• The task
Can you copy each of the records below line for line, without changing a character, and leave the pictures out?

• Exercise input
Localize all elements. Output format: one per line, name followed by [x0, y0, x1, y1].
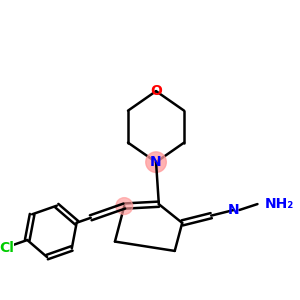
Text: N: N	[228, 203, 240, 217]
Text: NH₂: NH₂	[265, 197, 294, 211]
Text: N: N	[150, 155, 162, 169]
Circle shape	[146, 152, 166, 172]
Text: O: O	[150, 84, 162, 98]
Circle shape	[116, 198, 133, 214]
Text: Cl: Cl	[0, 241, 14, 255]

• Written answer
Localize all elements. Output format: one per line, name followed by [x0, y0, x1, y1].
Text: N: N	[228, 203, 240, 217]
Text: NH₂: NH₂	[265, 197, 294, 211]
Text: N: N	[150, 155, 162, 169]
Circle shape	[146, 152, 166, 172]
Text: O: O	[150, 84, 162, 98]
Circle shape	[116, 198, 133, 214]
Text: Cl: Cl	[0, 241, 14, 255]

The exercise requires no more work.